EXERCISE AIM: Take every line where the string "乾隆三十五年九月初三日" appears and copy it.

>>>>>

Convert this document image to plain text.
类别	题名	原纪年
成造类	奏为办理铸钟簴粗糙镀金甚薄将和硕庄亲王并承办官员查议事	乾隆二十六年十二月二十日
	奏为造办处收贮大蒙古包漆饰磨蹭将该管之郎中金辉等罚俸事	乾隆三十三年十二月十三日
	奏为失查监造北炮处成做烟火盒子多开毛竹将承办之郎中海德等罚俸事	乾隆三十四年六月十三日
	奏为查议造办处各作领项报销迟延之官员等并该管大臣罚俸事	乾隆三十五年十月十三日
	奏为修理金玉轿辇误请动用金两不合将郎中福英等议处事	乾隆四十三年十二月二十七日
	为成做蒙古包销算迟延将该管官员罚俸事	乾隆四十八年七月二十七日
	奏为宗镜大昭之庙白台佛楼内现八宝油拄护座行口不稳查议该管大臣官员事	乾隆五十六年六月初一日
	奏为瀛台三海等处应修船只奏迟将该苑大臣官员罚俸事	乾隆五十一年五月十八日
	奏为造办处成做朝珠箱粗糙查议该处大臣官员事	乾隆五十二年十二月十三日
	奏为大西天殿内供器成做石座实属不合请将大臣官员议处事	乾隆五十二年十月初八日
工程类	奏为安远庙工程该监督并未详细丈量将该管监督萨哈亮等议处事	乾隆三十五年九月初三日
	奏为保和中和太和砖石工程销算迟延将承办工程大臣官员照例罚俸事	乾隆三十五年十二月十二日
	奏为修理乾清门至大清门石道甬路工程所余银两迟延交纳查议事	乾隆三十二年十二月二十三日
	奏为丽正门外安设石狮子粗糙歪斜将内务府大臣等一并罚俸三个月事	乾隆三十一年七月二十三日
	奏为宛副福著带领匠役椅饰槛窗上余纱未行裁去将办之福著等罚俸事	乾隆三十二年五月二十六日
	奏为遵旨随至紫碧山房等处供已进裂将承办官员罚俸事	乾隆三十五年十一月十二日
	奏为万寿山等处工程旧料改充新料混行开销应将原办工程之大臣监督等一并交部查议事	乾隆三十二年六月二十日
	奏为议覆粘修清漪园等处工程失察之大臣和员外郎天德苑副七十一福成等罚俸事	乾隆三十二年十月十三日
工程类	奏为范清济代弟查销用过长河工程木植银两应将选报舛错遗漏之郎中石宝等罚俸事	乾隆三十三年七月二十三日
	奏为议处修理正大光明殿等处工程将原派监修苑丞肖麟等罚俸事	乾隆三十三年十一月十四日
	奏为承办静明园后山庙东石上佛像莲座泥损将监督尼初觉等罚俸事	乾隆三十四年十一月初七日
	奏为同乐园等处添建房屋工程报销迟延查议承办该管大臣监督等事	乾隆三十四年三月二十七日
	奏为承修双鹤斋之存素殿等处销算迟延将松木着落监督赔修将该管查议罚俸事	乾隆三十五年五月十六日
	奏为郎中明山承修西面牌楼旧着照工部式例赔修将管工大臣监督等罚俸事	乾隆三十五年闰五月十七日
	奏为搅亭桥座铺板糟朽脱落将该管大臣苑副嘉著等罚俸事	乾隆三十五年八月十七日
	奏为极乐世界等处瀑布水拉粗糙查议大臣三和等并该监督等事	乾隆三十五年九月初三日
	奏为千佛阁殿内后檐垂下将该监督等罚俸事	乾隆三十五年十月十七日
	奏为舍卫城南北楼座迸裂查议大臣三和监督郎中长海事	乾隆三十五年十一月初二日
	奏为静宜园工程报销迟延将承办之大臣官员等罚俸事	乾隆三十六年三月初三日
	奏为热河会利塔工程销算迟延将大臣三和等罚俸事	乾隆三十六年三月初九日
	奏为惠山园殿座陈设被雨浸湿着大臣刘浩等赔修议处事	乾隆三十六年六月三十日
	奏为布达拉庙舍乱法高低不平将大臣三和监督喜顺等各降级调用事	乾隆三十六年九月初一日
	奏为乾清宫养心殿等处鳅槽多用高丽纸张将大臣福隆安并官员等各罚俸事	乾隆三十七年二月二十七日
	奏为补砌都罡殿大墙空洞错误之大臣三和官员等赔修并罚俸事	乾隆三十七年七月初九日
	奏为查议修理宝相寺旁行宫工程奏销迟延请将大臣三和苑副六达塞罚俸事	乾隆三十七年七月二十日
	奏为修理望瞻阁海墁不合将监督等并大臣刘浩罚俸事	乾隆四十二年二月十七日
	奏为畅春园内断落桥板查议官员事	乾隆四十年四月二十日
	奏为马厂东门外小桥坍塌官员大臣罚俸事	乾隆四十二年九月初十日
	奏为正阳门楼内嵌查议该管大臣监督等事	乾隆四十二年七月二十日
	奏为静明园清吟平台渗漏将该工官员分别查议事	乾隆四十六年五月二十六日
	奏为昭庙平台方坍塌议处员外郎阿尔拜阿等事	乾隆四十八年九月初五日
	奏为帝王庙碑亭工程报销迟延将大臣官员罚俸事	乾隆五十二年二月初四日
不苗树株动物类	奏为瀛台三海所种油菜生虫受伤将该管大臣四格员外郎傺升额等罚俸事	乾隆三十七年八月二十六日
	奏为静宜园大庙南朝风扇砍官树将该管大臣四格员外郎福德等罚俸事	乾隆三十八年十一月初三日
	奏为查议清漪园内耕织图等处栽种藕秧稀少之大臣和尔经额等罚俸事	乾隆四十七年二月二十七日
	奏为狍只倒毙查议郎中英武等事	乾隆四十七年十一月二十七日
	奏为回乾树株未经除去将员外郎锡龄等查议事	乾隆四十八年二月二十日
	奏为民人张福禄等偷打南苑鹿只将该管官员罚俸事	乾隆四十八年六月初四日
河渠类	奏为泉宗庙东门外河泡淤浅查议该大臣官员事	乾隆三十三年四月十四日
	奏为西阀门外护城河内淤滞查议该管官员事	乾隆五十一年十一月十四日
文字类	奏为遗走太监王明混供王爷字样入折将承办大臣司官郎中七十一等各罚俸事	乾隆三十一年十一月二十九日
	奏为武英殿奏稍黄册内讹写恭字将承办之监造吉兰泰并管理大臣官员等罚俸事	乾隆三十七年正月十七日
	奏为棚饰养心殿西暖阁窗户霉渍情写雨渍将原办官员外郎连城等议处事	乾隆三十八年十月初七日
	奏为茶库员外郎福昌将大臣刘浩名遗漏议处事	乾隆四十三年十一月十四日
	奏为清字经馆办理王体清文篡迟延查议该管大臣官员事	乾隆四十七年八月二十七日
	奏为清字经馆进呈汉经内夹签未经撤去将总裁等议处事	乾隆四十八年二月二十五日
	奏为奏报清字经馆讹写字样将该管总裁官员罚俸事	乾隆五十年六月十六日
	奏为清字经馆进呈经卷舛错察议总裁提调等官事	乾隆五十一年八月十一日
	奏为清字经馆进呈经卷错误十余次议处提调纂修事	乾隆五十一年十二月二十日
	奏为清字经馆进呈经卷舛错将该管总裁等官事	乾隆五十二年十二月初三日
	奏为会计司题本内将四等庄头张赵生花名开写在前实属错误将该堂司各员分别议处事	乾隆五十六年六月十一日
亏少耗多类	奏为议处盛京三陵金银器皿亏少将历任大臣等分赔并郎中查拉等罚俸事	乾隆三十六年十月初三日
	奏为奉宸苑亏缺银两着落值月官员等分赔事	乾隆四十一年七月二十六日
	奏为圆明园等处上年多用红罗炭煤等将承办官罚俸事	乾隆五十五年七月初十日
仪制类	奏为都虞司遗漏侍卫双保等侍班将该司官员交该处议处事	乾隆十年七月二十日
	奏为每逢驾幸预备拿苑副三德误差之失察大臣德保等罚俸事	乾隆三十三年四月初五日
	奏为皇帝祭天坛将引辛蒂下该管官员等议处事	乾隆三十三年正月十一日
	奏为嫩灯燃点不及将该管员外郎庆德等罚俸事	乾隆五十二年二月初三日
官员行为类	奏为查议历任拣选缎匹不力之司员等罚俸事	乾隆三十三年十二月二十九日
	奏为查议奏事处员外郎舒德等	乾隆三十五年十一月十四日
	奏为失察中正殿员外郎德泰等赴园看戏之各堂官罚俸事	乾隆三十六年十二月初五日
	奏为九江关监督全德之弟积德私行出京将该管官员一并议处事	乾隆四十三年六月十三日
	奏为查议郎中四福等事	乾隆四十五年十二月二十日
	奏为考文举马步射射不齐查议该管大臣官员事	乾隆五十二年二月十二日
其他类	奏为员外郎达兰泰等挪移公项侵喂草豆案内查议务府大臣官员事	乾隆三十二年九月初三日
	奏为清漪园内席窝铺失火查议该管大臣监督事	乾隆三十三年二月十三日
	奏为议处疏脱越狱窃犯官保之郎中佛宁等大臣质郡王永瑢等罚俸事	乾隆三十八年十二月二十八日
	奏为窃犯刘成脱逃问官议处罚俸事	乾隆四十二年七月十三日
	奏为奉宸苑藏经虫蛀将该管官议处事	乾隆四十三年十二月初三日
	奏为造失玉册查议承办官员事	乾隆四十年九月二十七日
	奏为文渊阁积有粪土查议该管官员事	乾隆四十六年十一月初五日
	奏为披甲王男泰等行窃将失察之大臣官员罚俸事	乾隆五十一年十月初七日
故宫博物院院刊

<<<<<

FINISHED ANSWER:
工程类	奏为安远庙工程该监督并未详细丈量将该管监督萨哈亮等议处事	乾隆三十五年九月初三日
	奏为极乐世界等处瀑布水拉粗糙查议大臣三和等并该监督等事	乾隆三十五年九月初三日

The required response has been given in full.